EXTRAIT:
##############################

Harp – Albion : les limons fertiles de Tim Smith, ex-Midlake

Tim Smith, l’ancien leader de Midlake, sort de son silence avec Harp, son nouveau projet. Par sa beauté et son instantanéité, Albion est peut-être bien tout simplement le disque Pop de l’année 2023.

©David Zung

Il n’existe rien de plus difficile que de se renouveler sans jamais se dénaturer ou se renier. Alors quand vous ajoutez un sens aigu de la recherche et de l’accomplissement. Quand vous y joignez une volonté de perfection jusque dans le plus petit détail, si vous considérez que même l’insignifiant fait sens, qu’il peut être une scorie quand il n’est pas maîtrisé, un parasite quand il n’est pas effacé. Certains se sont perdus dans cette quête, certains n’en sont même jamais revenus. Ils sont rares ceux qui, après une longue absence, ont su briller de mille feux et de mille feux encore plus rayonnants.

##############################

TÂCHE COURTE 1: D'après l'extrait, comment s'appelle le nouveau projet de Tim Smith ?
TÂCHE COURTE 2: Recopiez à l'identique toutes les lignes des enregistrements, sans reprendre les images.

##############################

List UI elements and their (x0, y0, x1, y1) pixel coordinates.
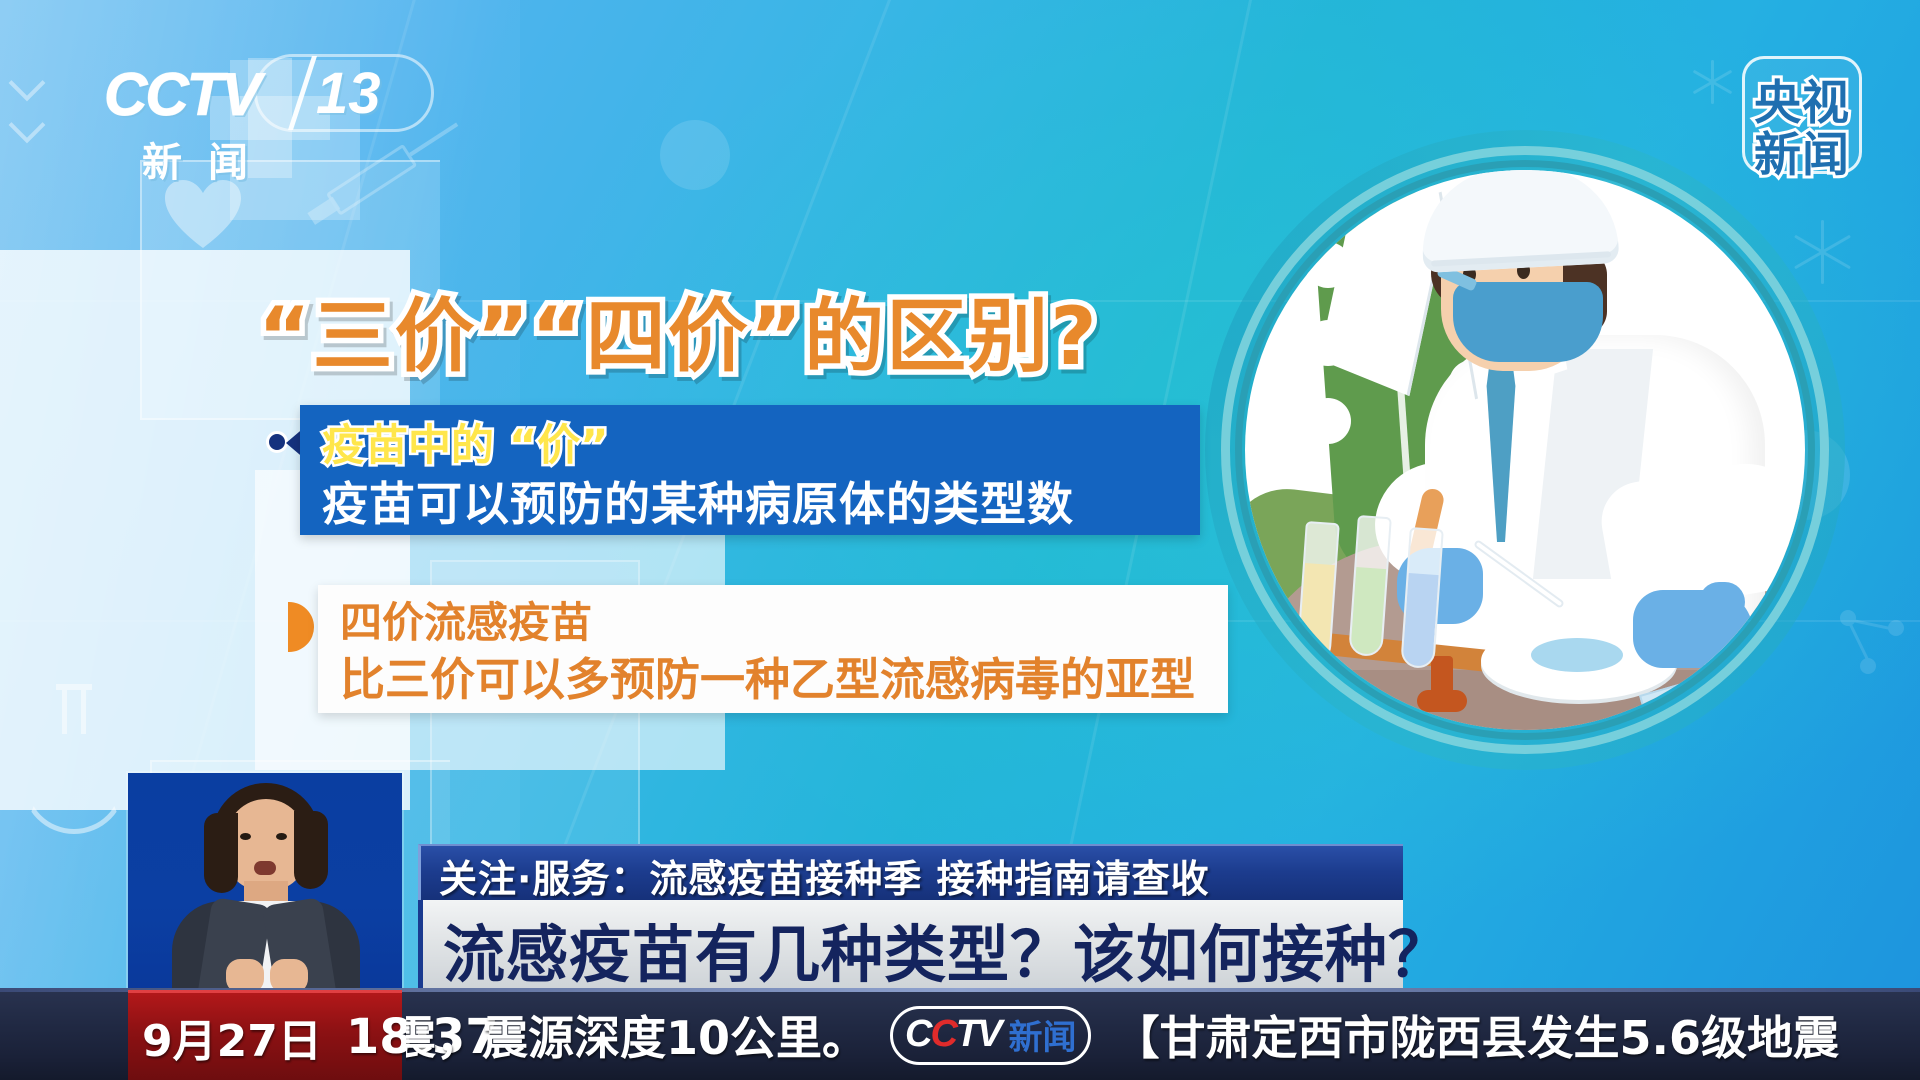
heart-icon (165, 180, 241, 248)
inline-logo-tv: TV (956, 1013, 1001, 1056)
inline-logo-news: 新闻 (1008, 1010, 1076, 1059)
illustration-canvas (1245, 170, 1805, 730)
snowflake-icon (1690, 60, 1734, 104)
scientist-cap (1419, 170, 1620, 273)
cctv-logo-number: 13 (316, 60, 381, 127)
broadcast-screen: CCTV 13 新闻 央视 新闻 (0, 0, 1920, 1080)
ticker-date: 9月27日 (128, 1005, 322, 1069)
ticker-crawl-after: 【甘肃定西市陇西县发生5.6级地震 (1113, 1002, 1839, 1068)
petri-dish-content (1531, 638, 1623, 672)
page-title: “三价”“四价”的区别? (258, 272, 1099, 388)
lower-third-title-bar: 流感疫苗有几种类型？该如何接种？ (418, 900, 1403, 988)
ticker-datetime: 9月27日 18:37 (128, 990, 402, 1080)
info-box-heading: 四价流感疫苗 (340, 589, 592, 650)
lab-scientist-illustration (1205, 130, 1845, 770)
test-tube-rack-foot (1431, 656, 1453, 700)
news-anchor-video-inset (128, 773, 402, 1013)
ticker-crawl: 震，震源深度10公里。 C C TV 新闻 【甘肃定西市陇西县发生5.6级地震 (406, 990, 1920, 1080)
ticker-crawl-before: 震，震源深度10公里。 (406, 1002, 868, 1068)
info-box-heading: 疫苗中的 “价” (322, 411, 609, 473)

##############################

RÉPONSE COMPLÈTE 1: Harp.

RÉPONSE COMPLÈTE 2:
List UI elements and their (x0, y0, x1, y1) pixel coordinates.
heart-icon (165, 180, 241, 248)
inline-logo-tv: TV (956, 1013, 1001, 1056)
inline-logo-news: 新闻 (1008, 1010, 1076, 1059)
illustration-canvas (1245, 170, 1805, 730)
snowflake-icon (1690, 60, 1734, 104)
scientist-cap (1419, 170, 1620, 273)
cctv-logo-number: 13 (316, 60, 381, 127)
broadcast-screen: CCTV 13 新闻 央视 新闻 (0, 0, 1920, 1080)
ticker-date: 9月27日 (128, 1005, 322, 1069)
ticker-crawl-after: 【甘肃定西市陇西县发生5.6级地震 (1113, 1002, 1839, 1068)
petri-dish-content (1531, 638, 1623, 672)
page-title: “三价”“四价”的区别? (258, 272, 1099, 388)
lower-third-title-bar: 流感疫苗有几种类型？该如何接种？ (418, 900, 1403, 988)
ticker-datetime: 9月27日 18:37 (128, 990, 402, 1080)
info-box-heading: 四价流感疫苗 (340, 589, 592, 650)
lab-scientist-illustration (1205, 130, 1845, 770)
test-tube-rack-foot (1431, 656, 1453, 700)
news-anchor-video-inset (128, 773, 402, 1013)
ticker-crawl: 震，震源深度10公里。 C C TV 新闻 【甘肃定西市陇西县发生5.6级地震 (406, 990, 1920, 1080)
ticker-crawl-before: 震，震源深度10公里。 (406, 1002, 868, 1068)
info-box-heading: 疫苗中的 “价” (322, 411, 609, 473)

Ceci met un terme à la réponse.